Okunacak metin =>
---
Eğitimin sadece belli dar kalıplar içinde yapılan bir çalışma olmadığını Bediüzzaman Said Nursi bizzat kendi hayatıyla göstermiş, yaptığı tahsilin sadece üç ayı düzenli medrese “sıralarında” geçmişti. [3]
Van Valisi Tahir Paşa’nın konağında bulunurken, orada ikâmet sebebi olan zengin kütüphânesinden istifâde niyeti de aynı noktaya temas etmektedir:
“Molla Said, Bitlis’te iki sene kaldıktan sonra Van Valisi Hasan Paşa’nın dâveti üzerine Van’a gitti. O’nun yanında ve daha sonra vali olan İşkodralı Tâhir Paşa’nın konağında uzun zaman kaldı. Burada bütün müsbet ilimleri araştırmaya ve öğrenmeye başladı. Kısa zamanda tarih, coğrafya, matematik, jeoloji, fizik, kimya, astronomi ve felsefe gibi ilimlere vukufiyet peyda etti.
Bir gün bir öğretmenle Coğrafya’ya ait bir meselede bahse girerler. Konuşma uzar, vakit gecikir. Bunun üzerine sohbeti ertesi güne bırakırlar.
---
Verilen bilgiler =>
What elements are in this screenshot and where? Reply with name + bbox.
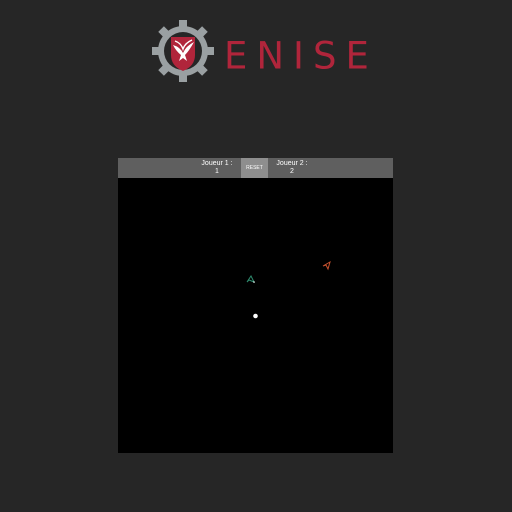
player1-score-value: 1 bbox=[215, 168, 219, 175]
logo-wordmark: ENISE bbox=[224, 34, 378, 78]
ball-icon bbox=[253, 313, 258, 319]
player2-score: Joueur 2 : 2 bbox=[271, 160, 313, 176]
page: ENISE Joueur 1 : 1 RESET Joueur 2 : 2 bbox=[0, 0, 512, 512]
enise-logo: ENISE bbox=[152, 20, 369, 82]
player2-ship-icon bbox=[322, 260, 331, 271]
gear-shield-icon bbox=[152, 20, 214, 82]
player1-score: Joueur 1 : 1 bbox=[198, 160, 236, 176]
player2-score-value: 2 bbox=[290, 168, 294, 175]
reset-button[interactable]: RESET bbox=[241, 158, 268, 178]
game-field[interactable] bbox=[118, 178, 393, 453]
player2-label: Joueur 2 : bbox=[276, 160, 308, 167]
player1-ship-icon bbox=[246, 275, 256, 283]
score-bar: Joueur 1 : 1 RESET Joueur 2 : 2 bbox=[118, 158, 393, 178]
player1-label: Joueur 1 : bbox=[201, 160, 233, 167]
game-panel: Joueur 1 : 1 RESET Joueur 2 : 2 bbox=[118, 158, 393, 453]
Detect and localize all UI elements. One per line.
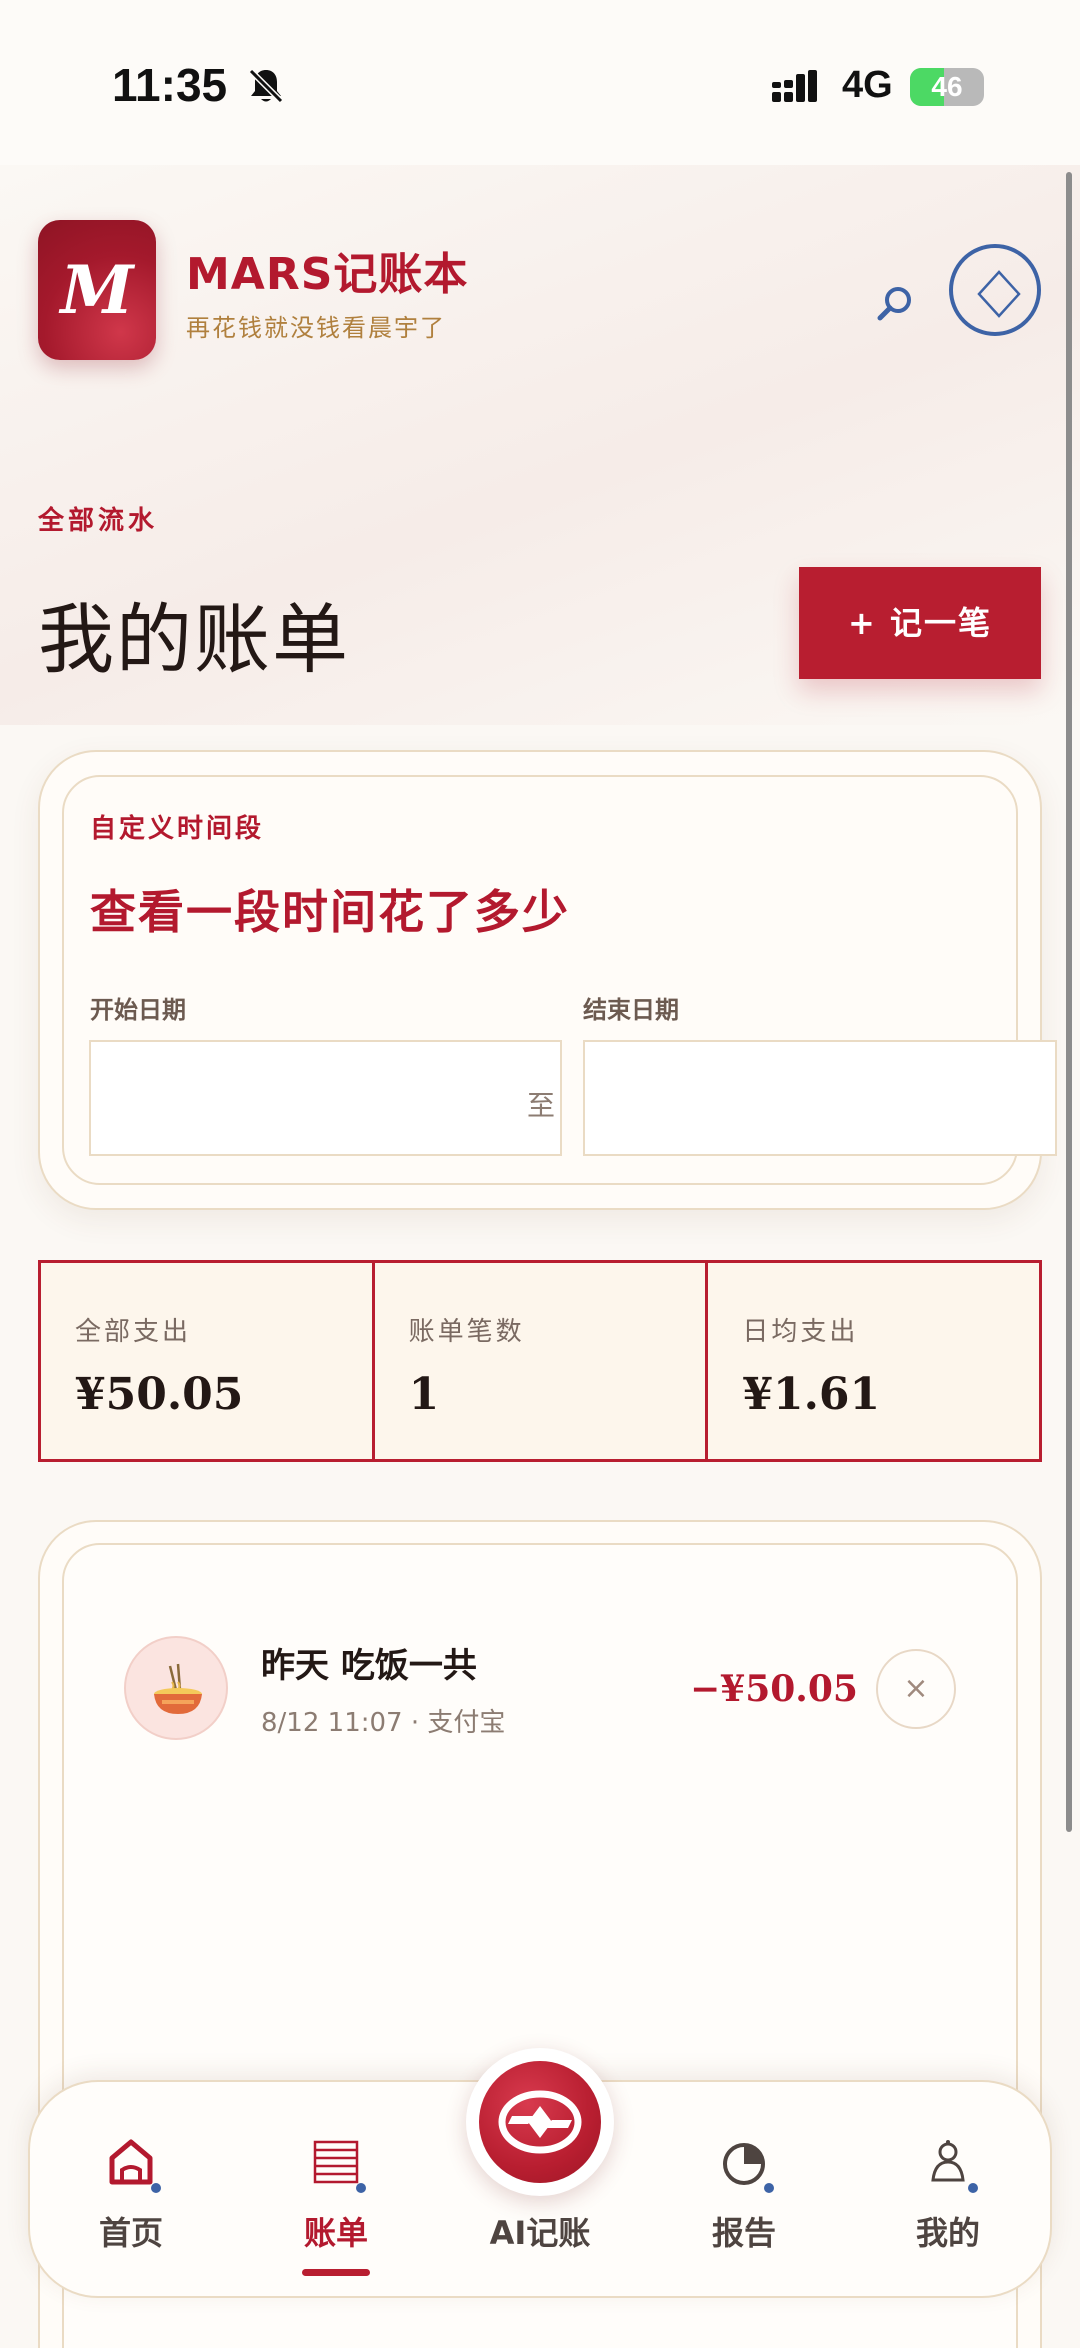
stat-label: 日均支出 xyxy=(742,1317,859,1347)
diamond-icon xyxy=(977,270,1021,318)
tab-bills[interactable]: 账单 xyxy=(261,2120,411,2290)
tab-label: 账单 xyxy=(303,2214,368,2252)
tab-label: 报告 xyxy=(711,2214,776,2252)
start-date-input[interactable] xyxy=(89,1040,562,1156)
noodle-bowl-icon xyxy=(124,1636,228,1740)
app-logo-letter: M xyxy=(60,251,134,329)
tab-home[interactable]: 首页 xyxy=(56,2120,206,2290)
start-date-label: 开始日期 xyxy=(90,996,186,1024)
tab-label: 我的 xyxy=(915,2214,980,2252)
page-title: 我的账单 xyxy=(38,595,350,684)
network-label: 4G xyxy=(842,64,893,106)
section-kicker: 全部流水 xyxy=(38,506,159,536)
signal-icon xyxy=(772,70,828,108)
date-separator: 至 xyxy=(527,1089,556,1122)
add-record-button[interactable]: + 记一笔 xyxy=(799,567,1041,679)
user-icon xyxy=(931,2140,978,2193)
search-icon[interactable] xyxy=(874,282,918,330)
stat-bill-count: 账单笔数 1 xyxy=(375,1263,709,1459)
stat-value: ¥1.61 xyxy=(742,1369,881,1420)
ai-logo-icon xyxy=(479,2061,601,2183)
battery-indicator: 46 xyxy=(910,68,984,106)
scrollbar[interactable] xyxy=(1066,172,1072,1832)
pie-chart-icon xyxy=(723,2143,774,2193)
summary-stats: 全部支出 ¥50.05 账单笔数 1 日均支出 ¥1.61 xyxy=(38,1260,1042,1462)
date-range-title: 查看一段时间花了多少 xyxy=(90,885,570,939)
bill-list-icon xyxy=(313,2140,366,2193)
tab-profile[interactable]: 我的 xyxy=(873,2120,1023,2290)
date-range-kicker: 自定义时间段 xyxy=(90,814,265,844)
transaction-meta: 8/12 11:07 · 支付宝 xyxy=(261,1708,506,1738)
delete-transaction-button[interactable]: × xyxy=(876,1649,956,1729)
status-time: 11:35 xyxy=(112,59,228,111)
close-icon: × xyxy=(903,1671,929,1706)
end-date-label: 结束日期 xyxy=(583,996,679,1024)
app-name: MARS记账本 xyxy=(186,249,469,300)
ai-bookkeeping-label: AI记账 xyxy=(489,2214,591,2252)
stat-value: 1 xyxy=(408,1369,440,1420)
stat-label: 账单笔数 xyxy=(408,1317,525,1347)
home-icon xyxy=(109,2139,161,2193)
stat-total-expense: 全部支出 ¥50.05 xyxy=(41,1263,375,1459)
stat-daily-average: 日均支出 ¥1.61 xyxy=(708,1263,1039,1459)
app-logo[interactable]: M xyxy=(38,220,156,360)
bell-muted-icon xyxy=(246,66,286,110)
stat-value: ¥50.05 xyxy=(75,1369,244,1420)
tab-report[interactable]: 报告 xyxy=(669,2120,819,2290)
transaction-title[interactable]: 昨天 吃饭一共 xyxy=(261,1638,477,1687)
battery-level: 46 xyxy=(931,71,963,102)
end-date-input[interactable] xyxy=(583,1040,1057,1156)
ai-bookkeeping-button[interactable] xyxy=(466,2048,614,2196)
status-bar: 11:35 4G 46 xyxy=(0,0,1080,165)
stat-label: 全部支出 xyxy=(75,1317,192,1347)
premium-button[interactable] xyxy=(949,244,1041,336)
app-slogan: 再花钱就没钱看晨宇了 xyxy=(186,314,446,342)
tab-label: 首页 xyxy=(98,2214,163,2252)
transaction-amount: −¥50.05 xyxy=(690,1668,858,1710)
active-tab-indicator xyxy=(302,2269,370,2276)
---
Görev => Lütfen Said Nursi'nin eğitimini anlatan metinde "Eğitimin sadece belli" sözlerinden başlayıp "ertesi güne bırakırlar." sözlerine kadar uzanan bölümün tamamını harfi harfine kopyalayın.

Doğru yanıt =>
Eğitimin sadece belli dar kalıplar içinde yapılan bir çalışma olmadığını Bediüzzaman Said Nursi bizzat kendi hayatıyla göstermiş, yaptığı tahsilin sadece üç ayı düzenli medrese “sıralarında” geçmişti. [3]
Van Valisi Tahir Paşa’nın konağında bulunurken, orada ikâmet sebebi olan zengin kütüphânesinden istifâde niyeti de aynı noktaya temas etmektedir:
“Molla Said, Bitlis’te iki sene kaldıktan sonra Van Valisi Hasan Paşa’nın dâveti üzerine Van’a gitti. O’nun yanında ve daha sonra vali olan İşkodralı Tâhir Paşa’nın konağında uzun zaman kaldı. Burada bütün müsbet ilimleri araştırmaya ve öğrenmeye başladı. Kısa zamanda tarih, coğrafya, matematik, jeoloji, fizik, kimya, astronomi ve felsefe gibi ilimlere vukufiyet peyda etti.
Bir gün bir öğretmenle Coğrafya’ya ait bir meselede bahse girerler. Konuşma uzar, vakit gecikir. Bunun üzerine sohbeti ertesi güne bırakırlar.